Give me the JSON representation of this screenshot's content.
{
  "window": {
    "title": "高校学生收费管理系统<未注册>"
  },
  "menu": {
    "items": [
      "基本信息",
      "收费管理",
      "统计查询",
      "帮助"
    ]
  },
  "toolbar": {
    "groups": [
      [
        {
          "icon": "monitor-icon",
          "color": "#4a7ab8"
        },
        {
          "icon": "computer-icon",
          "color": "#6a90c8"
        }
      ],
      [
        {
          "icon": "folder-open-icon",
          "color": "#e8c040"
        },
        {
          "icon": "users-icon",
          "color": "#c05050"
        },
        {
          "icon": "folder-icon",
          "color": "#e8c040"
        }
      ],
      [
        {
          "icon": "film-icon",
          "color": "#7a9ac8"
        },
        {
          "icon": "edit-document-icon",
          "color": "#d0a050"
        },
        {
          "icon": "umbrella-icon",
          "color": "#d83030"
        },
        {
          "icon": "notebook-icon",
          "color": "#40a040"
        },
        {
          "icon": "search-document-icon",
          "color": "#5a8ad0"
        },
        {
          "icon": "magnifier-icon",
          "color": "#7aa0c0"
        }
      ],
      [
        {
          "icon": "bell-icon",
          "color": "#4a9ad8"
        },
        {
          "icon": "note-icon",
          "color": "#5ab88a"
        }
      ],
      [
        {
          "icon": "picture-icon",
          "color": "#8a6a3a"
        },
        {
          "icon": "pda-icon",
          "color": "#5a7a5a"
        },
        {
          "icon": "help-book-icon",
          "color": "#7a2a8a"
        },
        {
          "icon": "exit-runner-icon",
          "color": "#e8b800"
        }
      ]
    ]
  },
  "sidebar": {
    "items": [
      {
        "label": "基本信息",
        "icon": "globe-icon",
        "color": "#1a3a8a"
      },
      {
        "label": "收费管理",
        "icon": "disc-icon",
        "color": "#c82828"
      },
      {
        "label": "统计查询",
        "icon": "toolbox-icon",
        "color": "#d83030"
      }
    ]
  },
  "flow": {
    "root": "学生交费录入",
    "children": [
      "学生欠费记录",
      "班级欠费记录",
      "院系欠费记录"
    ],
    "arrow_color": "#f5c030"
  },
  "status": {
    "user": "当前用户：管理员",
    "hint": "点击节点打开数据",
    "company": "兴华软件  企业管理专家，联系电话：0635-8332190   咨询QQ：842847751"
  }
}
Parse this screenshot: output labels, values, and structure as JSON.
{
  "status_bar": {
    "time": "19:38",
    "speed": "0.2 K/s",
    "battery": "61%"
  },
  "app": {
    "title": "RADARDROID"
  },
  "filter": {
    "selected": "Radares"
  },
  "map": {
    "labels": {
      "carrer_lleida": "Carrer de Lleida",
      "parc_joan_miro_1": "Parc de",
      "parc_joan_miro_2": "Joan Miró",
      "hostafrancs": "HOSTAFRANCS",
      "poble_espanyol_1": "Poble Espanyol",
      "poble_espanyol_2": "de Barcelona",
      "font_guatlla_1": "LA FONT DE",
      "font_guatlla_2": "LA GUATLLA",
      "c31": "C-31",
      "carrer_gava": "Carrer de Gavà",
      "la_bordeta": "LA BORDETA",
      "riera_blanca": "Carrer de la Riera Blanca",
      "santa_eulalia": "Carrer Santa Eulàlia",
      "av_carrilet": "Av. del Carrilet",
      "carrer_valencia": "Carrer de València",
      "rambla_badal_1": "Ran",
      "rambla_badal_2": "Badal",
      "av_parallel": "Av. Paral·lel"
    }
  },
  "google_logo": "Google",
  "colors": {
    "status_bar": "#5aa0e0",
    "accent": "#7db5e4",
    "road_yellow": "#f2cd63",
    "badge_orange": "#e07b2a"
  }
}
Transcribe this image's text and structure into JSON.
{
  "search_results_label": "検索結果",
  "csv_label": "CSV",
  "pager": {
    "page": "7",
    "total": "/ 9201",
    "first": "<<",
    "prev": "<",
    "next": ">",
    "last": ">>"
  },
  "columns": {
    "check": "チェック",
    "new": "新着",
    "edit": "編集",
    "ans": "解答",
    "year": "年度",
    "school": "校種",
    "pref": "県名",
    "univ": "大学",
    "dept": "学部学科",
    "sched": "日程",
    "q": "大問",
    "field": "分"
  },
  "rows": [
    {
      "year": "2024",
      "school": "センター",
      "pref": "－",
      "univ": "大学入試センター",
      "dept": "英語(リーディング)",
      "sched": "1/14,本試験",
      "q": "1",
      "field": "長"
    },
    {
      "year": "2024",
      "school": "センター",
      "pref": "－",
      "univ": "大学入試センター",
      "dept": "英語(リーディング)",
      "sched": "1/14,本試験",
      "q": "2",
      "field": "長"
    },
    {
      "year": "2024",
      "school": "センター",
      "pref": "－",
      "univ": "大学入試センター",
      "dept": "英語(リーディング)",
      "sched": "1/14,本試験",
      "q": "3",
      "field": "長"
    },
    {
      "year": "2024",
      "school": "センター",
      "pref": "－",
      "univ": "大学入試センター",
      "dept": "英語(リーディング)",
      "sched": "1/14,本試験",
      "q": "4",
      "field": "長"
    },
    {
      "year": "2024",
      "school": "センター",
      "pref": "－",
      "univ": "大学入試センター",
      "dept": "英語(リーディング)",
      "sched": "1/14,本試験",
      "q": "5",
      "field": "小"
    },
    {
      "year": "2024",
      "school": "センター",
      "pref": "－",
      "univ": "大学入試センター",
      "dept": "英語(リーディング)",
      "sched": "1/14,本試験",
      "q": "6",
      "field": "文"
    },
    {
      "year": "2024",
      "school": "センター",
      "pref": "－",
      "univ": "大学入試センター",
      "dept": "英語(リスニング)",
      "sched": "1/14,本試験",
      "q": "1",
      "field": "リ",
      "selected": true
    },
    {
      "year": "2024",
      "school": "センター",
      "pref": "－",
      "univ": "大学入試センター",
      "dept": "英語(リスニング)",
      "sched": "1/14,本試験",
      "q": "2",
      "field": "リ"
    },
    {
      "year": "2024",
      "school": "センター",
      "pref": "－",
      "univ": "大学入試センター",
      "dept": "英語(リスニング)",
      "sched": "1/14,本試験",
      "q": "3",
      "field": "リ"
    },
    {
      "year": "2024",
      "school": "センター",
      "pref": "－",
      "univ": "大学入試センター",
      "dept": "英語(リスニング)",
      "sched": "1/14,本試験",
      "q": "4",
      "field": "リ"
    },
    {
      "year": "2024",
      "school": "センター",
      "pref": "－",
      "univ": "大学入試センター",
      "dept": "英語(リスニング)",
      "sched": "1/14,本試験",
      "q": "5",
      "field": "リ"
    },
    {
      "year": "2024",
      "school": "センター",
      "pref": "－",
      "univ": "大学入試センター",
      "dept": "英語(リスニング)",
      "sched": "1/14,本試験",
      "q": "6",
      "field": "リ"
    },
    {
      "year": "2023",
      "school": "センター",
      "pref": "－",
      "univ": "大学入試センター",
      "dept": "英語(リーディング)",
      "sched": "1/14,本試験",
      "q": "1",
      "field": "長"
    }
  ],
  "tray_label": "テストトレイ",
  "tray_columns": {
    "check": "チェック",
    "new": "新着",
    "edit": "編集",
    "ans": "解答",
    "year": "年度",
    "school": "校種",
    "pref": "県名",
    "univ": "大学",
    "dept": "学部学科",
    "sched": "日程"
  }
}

□ □ □

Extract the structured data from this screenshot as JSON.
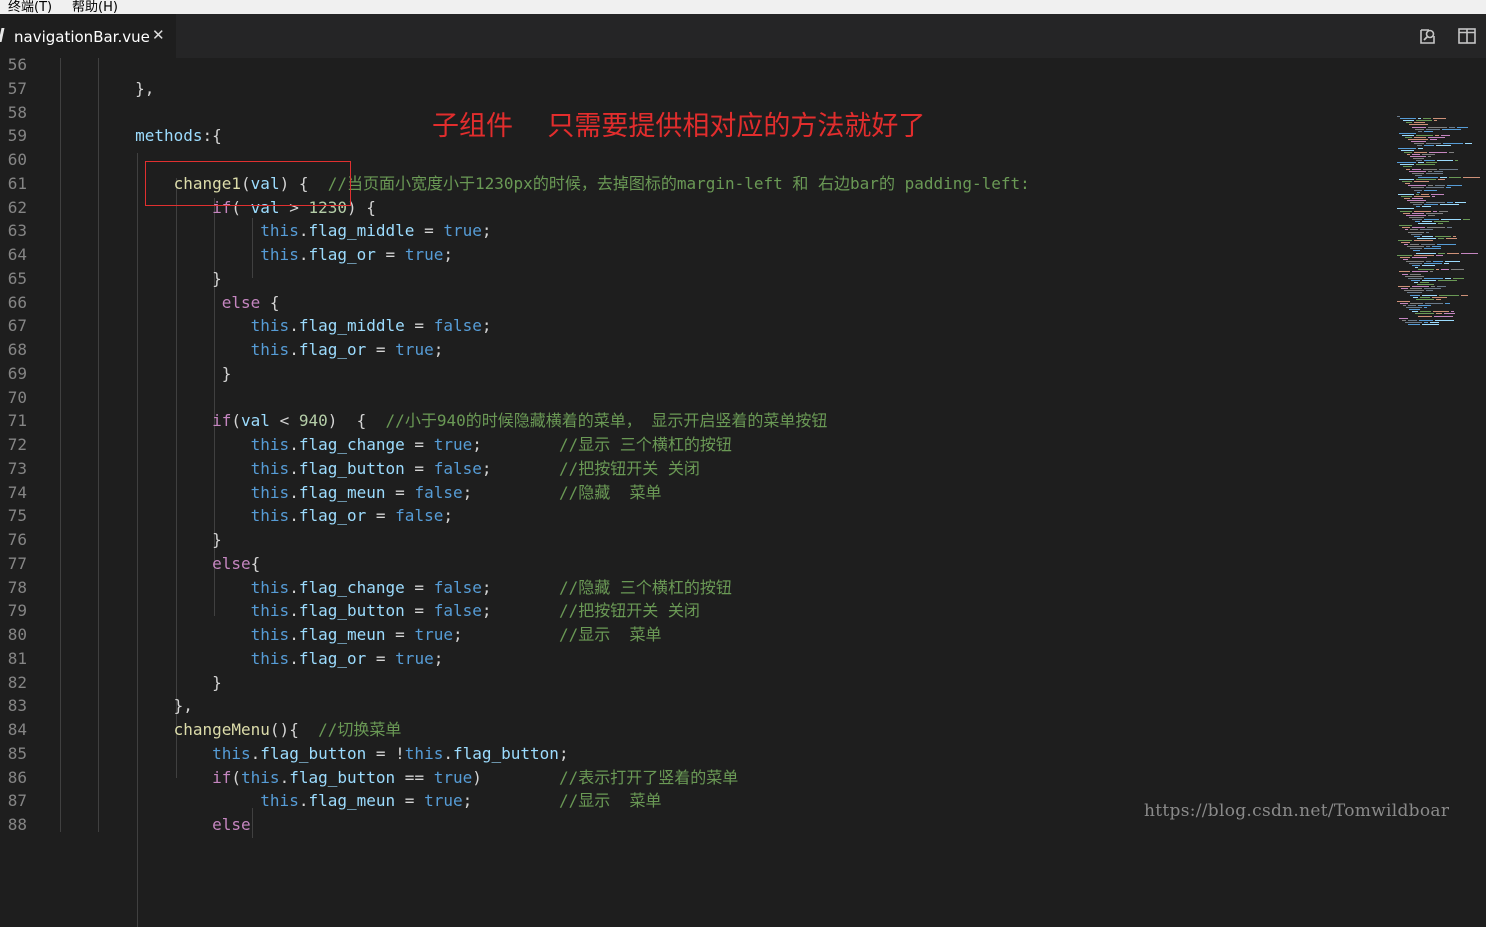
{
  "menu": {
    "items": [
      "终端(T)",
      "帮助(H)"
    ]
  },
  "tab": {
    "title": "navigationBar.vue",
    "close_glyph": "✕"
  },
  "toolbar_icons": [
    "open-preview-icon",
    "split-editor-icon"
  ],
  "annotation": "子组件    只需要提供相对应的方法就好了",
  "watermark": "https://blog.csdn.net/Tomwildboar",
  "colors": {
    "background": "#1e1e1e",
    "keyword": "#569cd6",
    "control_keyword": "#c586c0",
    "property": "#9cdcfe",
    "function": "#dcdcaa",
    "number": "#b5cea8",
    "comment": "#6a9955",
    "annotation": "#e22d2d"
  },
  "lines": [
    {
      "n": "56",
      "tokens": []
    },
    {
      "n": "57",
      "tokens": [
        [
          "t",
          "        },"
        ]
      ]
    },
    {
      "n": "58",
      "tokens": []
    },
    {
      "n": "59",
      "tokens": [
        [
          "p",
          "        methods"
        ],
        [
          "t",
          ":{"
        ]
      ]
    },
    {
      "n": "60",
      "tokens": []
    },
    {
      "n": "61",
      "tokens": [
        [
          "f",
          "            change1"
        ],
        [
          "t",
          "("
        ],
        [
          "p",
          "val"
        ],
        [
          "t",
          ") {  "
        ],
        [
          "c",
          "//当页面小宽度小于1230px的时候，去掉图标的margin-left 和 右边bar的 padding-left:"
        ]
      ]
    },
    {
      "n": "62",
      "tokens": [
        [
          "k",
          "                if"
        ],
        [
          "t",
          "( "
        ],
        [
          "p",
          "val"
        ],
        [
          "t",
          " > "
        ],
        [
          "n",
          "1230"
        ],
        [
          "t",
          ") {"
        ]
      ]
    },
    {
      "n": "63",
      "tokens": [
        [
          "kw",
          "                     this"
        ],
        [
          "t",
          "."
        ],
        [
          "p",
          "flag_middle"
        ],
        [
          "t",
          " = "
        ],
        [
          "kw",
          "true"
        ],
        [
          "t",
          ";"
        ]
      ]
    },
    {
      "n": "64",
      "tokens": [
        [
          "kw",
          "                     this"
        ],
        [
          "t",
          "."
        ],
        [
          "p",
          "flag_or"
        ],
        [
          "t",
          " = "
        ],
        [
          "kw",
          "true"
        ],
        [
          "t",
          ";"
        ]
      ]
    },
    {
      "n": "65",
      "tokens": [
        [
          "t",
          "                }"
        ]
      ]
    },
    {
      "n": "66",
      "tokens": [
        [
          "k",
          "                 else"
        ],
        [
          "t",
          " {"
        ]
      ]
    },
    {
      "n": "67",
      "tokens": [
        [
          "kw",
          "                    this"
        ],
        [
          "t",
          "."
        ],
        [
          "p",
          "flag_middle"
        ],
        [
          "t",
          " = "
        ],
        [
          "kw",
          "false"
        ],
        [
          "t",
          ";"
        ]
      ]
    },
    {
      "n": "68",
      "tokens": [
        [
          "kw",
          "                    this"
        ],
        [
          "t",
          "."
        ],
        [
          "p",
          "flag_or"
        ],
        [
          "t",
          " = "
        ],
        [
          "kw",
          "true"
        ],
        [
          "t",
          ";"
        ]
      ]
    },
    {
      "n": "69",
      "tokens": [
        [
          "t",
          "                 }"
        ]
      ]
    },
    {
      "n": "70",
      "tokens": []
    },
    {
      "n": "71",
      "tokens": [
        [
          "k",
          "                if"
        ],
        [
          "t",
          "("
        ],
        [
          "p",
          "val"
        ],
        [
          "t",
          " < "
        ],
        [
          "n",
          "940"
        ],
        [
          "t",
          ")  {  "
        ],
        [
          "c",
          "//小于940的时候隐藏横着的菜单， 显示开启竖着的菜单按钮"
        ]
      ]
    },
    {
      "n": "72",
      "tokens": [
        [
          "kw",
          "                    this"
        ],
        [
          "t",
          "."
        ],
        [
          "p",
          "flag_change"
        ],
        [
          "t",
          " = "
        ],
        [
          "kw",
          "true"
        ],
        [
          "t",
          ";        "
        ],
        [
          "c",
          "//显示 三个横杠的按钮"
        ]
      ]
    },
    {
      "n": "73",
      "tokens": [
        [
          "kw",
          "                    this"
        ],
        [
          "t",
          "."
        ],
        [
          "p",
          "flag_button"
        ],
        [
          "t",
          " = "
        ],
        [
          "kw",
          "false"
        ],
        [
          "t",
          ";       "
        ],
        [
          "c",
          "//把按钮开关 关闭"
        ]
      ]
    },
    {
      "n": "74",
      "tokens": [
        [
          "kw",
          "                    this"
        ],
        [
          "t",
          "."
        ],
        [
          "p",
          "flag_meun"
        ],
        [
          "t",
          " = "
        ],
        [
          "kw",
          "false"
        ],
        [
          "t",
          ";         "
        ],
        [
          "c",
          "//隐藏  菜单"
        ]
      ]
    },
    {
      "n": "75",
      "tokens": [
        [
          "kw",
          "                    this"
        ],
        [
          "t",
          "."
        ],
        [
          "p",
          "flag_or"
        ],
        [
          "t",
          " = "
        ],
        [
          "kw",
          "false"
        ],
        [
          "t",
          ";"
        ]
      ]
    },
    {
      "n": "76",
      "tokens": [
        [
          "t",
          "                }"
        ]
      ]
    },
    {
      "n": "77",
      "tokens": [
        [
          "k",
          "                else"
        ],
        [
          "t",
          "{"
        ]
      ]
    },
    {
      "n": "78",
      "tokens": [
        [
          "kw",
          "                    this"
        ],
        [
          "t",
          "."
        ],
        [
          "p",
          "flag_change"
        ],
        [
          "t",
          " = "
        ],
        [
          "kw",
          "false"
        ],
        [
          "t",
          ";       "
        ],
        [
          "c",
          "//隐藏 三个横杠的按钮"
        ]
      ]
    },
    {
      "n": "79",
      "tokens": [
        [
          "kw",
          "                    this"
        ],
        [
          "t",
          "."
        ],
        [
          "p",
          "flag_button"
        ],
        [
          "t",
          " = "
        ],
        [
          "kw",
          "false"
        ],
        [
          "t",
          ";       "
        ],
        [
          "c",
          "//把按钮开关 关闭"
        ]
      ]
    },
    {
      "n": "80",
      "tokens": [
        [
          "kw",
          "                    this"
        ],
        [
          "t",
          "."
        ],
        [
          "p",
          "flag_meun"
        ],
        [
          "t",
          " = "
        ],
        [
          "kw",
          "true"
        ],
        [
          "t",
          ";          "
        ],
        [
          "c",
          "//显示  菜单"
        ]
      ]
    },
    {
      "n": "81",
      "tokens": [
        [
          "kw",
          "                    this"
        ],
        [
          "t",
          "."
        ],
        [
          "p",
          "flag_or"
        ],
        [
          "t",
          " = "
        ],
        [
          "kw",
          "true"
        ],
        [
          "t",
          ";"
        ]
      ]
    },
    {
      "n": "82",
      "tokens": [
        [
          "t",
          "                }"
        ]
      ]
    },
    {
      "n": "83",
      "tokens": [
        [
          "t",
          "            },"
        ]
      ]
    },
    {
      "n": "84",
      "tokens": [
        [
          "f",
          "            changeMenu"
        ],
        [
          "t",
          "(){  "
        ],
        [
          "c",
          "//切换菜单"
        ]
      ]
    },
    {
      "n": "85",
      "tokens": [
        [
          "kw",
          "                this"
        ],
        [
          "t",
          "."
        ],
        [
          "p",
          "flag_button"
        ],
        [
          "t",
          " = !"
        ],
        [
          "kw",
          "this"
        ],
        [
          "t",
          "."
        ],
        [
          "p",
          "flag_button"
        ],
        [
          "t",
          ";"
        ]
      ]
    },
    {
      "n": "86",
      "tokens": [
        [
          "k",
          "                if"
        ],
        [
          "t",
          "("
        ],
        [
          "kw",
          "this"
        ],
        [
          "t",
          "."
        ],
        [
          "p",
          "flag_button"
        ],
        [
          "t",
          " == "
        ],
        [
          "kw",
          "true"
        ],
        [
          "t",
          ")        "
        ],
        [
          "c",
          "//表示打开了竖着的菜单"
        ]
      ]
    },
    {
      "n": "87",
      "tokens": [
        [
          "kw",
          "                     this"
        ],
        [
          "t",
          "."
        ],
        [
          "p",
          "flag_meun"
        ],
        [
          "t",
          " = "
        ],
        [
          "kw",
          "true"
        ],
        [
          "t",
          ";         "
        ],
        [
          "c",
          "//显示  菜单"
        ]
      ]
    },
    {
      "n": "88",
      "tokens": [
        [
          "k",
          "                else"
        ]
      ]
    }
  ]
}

□ □ □

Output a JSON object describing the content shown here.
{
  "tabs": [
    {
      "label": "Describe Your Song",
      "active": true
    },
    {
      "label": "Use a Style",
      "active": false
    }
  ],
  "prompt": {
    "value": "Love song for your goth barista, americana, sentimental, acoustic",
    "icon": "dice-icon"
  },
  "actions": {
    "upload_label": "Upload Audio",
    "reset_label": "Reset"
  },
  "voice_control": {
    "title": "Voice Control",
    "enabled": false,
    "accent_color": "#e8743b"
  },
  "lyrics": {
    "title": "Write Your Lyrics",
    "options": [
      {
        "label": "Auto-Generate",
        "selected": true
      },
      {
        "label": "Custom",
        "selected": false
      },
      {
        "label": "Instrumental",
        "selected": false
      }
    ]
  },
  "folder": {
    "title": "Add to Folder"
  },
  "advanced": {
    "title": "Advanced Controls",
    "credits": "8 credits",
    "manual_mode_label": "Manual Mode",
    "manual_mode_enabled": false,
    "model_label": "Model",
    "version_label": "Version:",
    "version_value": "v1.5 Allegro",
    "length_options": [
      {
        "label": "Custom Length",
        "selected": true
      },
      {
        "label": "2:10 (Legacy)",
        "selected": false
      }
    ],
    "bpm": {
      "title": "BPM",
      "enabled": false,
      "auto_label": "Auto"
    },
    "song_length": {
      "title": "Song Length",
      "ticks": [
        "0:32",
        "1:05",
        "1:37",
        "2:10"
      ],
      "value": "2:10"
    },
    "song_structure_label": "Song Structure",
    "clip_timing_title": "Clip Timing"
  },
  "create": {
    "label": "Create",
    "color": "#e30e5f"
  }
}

□ □ □

**Aim of the task:** Scan the lines for the string "open". Pick out every line that has it.

**Task answer:**
          "icon": "folder-open-icon",
    "open-preview-icon",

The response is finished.